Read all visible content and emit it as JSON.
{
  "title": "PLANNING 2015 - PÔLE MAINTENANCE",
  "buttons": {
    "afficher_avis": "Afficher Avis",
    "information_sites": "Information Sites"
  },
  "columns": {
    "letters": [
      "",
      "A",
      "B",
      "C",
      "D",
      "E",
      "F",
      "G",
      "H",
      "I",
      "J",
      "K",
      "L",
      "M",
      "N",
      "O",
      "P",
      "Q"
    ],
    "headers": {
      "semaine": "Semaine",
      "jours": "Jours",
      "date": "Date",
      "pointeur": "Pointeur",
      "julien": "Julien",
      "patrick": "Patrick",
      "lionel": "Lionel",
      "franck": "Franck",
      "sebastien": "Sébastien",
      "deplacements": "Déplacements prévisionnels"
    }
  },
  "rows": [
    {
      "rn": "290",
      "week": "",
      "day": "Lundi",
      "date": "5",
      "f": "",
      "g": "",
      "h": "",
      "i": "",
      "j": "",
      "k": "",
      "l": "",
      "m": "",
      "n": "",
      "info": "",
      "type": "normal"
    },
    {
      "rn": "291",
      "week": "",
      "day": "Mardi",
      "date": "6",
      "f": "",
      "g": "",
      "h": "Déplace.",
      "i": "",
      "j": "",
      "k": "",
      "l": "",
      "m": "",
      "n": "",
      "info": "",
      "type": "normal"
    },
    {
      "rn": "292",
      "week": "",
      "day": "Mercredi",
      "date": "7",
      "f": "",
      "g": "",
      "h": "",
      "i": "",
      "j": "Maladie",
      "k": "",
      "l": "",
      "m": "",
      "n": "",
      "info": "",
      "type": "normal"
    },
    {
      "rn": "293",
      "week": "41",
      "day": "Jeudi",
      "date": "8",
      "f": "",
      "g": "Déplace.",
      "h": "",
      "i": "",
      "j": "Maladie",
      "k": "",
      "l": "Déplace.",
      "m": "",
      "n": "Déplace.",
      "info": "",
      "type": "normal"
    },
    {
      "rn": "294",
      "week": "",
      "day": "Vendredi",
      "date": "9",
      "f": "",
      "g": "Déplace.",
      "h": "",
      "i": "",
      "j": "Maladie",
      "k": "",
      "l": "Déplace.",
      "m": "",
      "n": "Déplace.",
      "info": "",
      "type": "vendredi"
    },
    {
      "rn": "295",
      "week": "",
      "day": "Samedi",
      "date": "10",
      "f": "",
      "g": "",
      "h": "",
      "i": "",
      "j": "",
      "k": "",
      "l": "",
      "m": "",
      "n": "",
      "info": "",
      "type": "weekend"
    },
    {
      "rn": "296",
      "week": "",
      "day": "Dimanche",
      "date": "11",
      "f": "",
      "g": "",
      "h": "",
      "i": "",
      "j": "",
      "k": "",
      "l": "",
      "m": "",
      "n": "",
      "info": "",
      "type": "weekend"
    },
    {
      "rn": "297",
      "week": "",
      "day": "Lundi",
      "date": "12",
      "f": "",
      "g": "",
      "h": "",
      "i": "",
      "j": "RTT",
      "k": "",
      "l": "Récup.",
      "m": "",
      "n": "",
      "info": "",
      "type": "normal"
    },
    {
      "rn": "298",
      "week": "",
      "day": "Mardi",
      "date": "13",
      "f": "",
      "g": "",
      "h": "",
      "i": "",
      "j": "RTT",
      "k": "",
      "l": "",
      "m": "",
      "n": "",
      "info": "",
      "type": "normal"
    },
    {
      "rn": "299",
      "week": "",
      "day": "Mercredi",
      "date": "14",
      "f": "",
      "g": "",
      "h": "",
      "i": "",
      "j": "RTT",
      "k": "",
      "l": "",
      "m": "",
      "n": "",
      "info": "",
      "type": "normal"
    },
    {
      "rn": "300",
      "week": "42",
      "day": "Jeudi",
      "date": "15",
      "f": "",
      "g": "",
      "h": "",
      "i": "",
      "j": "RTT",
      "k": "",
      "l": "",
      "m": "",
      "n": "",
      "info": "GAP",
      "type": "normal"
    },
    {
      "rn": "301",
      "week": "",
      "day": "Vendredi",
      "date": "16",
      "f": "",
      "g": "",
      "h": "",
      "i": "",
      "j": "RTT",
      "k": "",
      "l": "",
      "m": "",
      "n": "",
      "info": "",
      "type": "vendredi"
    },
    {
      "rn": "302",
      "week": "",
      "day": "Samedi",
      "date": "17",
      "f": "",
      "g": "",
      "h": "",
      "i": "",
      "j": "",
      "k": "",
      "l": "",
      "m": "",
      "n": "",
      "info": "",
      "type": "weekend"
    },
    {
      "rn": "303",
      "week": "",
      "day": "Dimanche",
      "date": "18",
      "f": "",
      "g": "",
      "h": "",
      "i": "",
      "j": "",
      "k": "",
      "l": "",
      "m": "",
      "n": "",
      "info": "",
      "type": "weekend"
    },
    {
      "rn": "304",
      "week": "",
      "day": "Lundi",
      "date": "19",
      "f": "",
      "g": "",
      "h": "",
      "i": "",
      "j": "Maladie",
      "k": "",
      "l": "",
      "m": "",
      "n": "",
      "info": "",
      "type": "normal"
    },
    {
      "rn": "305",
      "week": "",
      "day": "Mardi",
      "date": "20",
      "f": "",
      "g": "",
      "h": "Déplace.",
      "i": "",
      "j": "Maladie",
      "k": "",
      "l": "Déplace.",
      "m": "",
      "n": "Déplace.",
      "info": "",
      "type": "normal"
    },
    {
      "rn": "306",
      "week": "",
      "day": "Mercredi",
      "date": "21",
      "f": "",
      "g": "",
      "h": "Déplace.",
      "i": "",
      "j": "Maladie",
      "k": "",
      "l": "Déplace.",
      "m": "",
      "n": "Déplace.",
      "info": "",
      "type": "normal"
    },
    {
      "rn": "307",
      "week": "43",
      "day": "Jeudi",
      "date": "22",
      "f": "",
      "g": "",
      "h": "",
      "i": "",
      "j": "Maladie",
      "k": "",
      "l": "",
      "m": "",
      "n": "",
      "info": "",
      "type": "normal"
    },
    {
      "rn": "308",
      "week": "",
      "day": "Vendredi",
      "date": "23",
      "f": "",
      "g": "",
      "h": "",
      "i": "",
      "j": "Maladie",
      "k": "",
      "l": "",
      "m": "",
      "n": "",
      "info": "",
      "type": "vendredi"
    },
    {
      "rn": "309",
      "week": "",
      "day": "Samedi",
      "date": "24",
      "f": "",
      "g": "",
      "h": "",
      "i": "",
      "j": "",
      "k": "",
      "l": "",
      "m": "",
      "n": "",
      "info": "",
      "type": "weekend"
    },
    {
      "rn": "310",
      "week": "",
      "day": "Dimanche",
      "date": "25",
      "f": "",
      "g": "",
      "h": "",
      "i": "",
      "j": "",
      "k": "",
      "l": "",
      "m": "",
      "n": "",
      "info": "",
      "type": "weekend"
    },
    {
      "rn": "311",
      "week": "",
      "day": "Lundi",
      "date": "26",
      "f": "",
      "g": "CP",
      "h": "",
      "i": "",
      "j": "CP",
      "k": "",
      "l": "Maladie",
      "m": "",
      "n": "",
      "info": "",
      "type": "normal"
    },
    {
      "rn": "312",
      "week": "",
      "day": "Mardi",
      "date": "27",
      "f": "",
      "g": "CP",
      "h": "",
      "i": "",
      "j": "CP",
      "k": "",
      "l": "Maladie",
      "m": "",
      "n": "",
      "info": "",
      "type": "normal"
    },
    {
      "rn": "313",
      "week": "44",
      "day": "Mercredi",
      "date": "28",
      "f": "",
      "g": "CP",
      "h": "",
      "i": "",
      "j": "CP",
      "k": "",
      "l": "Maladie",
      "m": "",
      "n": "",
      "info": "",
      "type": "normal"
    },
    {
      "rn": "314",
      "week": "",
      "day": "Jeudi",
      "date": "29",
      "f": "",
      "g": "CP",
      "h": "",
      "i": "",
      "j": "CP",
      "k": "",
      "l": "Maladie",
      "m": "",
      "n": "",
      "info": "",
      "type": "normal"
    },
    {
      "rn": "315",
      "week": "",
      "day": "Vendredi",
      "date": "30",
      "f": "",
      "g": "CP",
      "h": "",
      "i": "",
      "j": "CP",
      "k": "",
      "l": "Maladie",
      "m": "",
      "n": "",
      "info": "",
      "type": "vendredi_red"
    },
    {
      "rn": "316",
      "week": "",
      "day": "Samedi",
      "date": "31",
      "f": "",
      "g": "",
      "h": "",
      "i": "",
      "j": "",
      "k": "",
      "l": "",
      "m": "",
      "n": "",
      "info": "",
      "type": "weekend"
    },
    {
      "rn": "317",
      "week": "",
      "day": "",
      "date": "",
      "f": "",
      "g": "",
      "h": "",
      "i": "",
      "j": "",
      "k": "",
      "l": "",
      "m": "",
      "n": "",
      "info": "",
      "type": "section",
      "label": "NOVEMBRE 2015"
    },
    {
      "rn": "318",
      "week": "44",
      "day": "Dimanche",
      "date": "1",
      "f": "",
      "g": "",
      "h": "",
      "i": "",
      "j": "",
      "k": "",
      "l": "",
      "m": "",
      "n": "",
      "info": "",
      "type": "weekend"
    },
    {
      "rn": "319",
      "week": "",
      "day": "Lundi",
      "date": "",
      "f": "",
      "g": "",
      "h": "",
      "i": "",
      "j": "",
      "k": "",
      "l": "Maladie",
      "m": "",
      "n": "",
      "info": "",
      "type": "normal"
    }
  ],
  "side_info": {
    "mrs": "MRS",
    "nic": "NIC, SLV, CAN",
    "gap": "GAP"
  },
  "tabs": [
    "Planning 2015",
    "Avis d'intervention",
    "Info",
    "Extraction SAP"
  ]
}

#### REQUIRED WORK
Return each full line of the entries that contains the word "Avis".

#### EXPECTED ANSWER
    "afficher_avis": "Afficher Avis",
    "Avis d'intervention",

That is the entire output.